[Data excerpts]
— START —

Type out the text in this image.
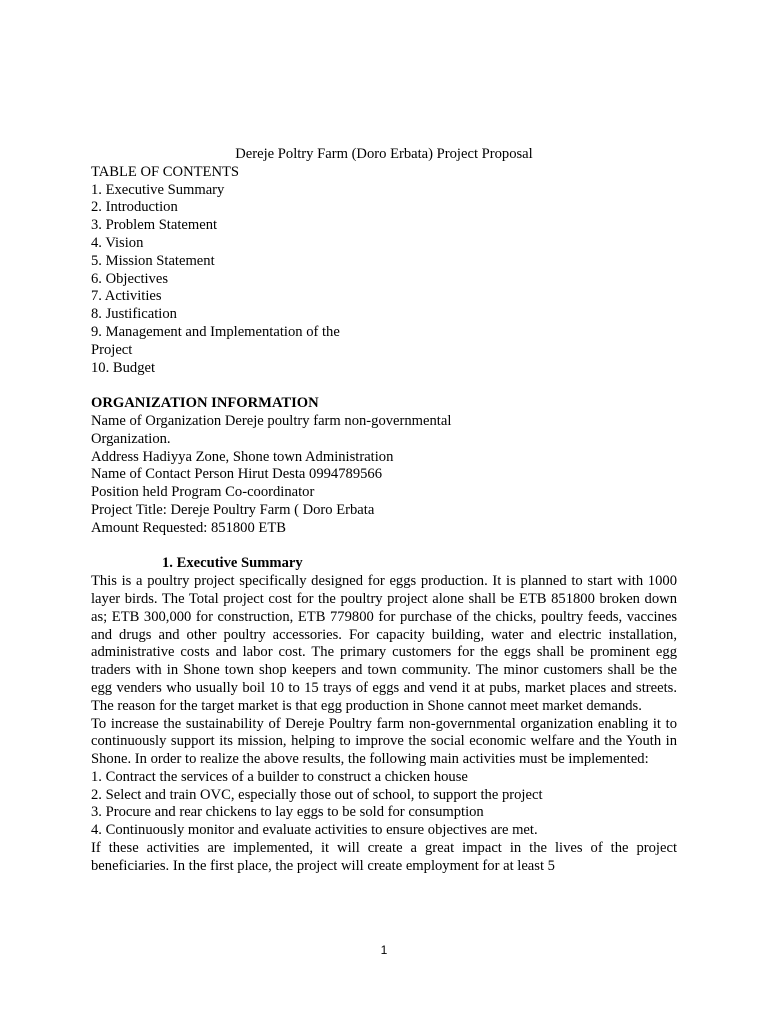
Dereje Poltry Farm (Doro Erbata) Project Proposal

TABLE OF CONTENTS

1. Executive Summary

2. Introduction

3. Problem Statement

4. Vision

5. Mission Statement

6. Objectives

7. Activities

8. Justification

9. Management and Implementation of the Project

10. Budget

ORGANIZATION INFORMATION

Name of Organization Dereje poultry farm non-governmental Organization.

Address Hadiyya Zone, Shone town Administration

Name of Contact Person Hirut Desta 0994789566

Position held Program Co-coordinator

Project Title: Dereje Poultry Farm ( Doro Erbata

Amount Requested: 851800 ETB

1. Executive Summary

This is a poultry project specifically designed for eggs production. It is planned to start with 1000 layer birds. The Total project cost for the poultry project alone shall be ETB 851800 broken down as; ETB 300,000 for construction, ETB 779800 for purchase of the chicks, poultry feeds, vaccines and drugs and other poultry accessories. For capacity building, water and electric installation, administrative costs and labor cost. The primary customers for the eggs shall be prominent egg traders with in Shone town shop keepers and town community. The minor customers shall be the egg venders who usually boil 10 to 15 trays of eggs and vend it at pubs, market places and streets. The reason for the target market is that egg production in Shone cannot meet market demands.

To increase the sustainability of Dereje Poultry farm non-governmental organization enabling it to continuously support its mission, helping to improve the social economic welfare and the Youth in Shone. In order to realize the above results, the following main activities must be implemented:

1. Contract the services of a builder to construct a chicken house

2. Select and train OVC, especially those out of school, to support the project

3. Procure and rear chickens to lay eggs to be sold for consumption

4. Continuously monitor and evaluate activities to ensure objectives are met.

If these activities are implemented, it will create a great impact in the lives of the project beneficiaries. In the first place, the project will create employment for at least 5

1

— END —

EXERCISE. Find each line holding "Erbata". Copy it out.

CORRECT RESPONSE.
Dereje Poltry Farm (Doro Erbata) Project Proposal
Project Title: Dereje Poultry Farm ( Doro Erbata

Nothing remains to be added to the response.